### PROVIDED TEXT
This is an excellent thought provoking post. Best practice may be your recommendation to build an ensemble of models using different random seeds, then use voting.

Reply
- Jason Brownlee October 5, 2016 at 8:24 am #
  
  Thanks Alan, I’m glad you found it useful.
  
  Reply
Rajesh October 7, 2016 at 4:48 am #

Really amazing blog it is a lot we can learn here, still we have to agree that handling data is always a tricky and mystery.

Reply
Wes Turner January 14, 2017 at 6:22 pm #

In addition to specific libraries’ function parameters like ‘seed’, Python, for example, reads 0 or a decimal value from the PYTHONHASHSEED environment variable.

From “Ten Simple Rules for Reproducible Computational Research” http://journals.plos.org/ploscompbiol/article?id=10.1371/journal.pcbi.1003285 :

> Rule 6: For Analyses That Include Randomness, Note Underlying Random Seeds

Are random seed(s) are just another parameter to optimize? (I tend to agree with your ensembling recommendation)

Reply
- Jason Brownlee January 15, 2017 at 5:28 am #
  
  Thanks Wes.
  
  Reply
Sophia August 2, 2017 at 12:53 pm #

Sometimes, the training results are all 0 and the error can’t convergence to a small value, showing a line vs the iterations. But if I train it again without any change, it has a reasonable good result. What’s the problem? And how can I avoide the failed training? Thank you. Really learn a lot from your post!

Reply
- Jason Brownlee August 3, 2017 at 6:43 am #
  
  Consider repeating the experiment multiple times and take the average result as a summary of model performance.
  
  For example, see this post:
  https://machinelearningmastery.com/evaluate-skill-deep-learning-models/
  
  Reply
Sharps September 14, 2017 at 9:06 am #

Hello Jason!
Thanks for you’re all posts/analysis/documentations/answers!!

### DATASET ROWS
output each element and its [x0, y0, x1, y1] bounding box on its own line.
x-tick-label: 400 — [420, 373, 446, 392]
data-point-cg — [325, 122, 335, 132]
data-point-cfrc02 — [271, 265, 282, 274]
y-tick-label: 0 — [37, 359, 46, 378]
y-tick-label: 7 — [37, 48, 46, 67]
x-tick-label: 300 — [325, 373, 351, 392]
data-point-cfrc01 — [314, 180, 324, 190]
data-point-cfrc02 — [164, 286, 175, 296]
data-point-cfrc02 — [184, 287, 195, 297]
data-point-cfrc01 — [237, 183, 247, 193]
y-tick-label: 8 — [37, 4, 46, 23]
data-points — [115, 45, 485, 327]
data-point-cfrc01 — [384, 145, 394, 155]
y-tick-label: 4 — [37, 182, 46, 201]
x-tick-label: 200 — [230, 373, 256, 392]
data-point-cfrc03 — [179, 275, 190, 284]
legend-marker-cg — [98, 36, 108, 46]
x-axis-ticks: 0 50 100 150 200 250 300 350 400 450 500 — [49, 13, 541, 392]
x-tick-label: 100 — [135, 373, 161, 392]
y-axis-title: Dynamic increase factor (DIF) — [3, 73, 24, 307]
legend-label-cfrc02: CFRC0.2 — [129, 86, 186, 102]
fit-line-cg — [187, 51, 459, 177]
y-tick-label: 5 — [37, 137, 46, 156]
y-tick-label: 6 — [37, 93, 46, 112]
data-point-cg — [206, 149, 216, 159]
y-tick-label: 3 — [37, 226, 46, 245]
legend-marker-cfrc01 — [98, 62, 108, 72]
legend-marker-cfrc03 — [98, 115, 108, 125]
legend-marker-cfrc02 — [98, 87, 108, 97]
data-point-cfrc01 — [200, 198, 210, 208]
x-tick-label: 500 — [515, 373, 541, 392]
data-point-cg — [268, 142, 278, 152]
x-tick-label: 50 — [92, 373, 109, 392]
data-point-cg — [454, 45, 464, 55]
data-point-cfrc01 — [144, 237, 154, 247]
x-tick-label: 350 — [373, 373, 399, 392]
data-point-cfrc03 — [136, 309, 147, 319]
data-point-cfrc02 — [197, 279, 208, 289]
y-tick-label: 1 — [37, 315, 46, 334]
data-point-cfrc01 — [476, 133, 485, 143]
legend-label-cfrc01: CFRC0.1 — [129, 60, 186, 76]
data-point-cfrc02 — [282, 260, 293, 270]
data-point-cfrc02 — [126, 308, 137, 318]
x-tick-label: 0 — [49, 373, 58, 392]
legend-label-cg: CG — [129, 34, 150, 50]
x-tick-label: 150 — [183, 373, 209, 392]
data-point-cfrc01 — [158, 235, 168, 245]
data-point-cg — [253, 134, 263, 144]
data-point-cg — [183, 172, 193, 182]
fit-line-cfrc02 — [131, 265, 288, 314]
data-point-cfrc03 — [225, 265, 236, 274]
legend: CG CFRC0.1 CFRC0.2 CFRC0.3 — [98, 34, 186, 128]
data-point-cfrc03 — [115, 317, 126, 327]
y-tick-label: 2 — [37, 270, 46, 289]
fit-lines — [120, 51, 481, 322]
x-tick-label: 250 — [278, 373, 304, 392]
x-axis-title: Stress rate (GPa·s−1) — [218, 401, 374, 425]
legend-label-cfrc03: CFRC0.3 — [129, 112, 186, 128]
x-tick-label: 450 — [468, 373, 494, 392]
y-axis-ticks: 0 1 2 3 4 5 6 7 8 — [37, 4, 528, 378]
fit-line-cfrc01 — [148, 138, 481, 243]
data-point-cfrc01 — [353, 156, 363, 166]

### OBJECTIVES
A. In the comment thread on random seeds, which environment variable does Python read 0 or a decimal value from?
B. Rewrite the part of the random-seed comment thread that begins at the words "Really amazing blog" and stops after "your ensembling recommendation)", putting "shell variable" where "environment variable" stands.

### ANSWERS BY TASK
A. PYTHONHASHSEED

B.
Really amazing blog it is a lot we can learn here, still we have to agree that handling data is always a tricky and mystery.

Reply
Wes Turner January 14, 2017 at 6:22 pm #

In addition to specific libraries’ function parameters like ‘seed’, Python, for example, reads 0 or a decimal value from the PYTHONHASHSEED shell variable.

From “Ten Simple Rules for Reproducible Computational Research” http://journals.plos.org/ploscompbiol/article?id=10.1371/journal.pcbi.1003285 :

> Rule 6: For Analyses That Include Randomness, Note Underlying Random Seeds

Are random seed(s) are just another parameter to optimize? (I tend to agree with your ensembling recommendation)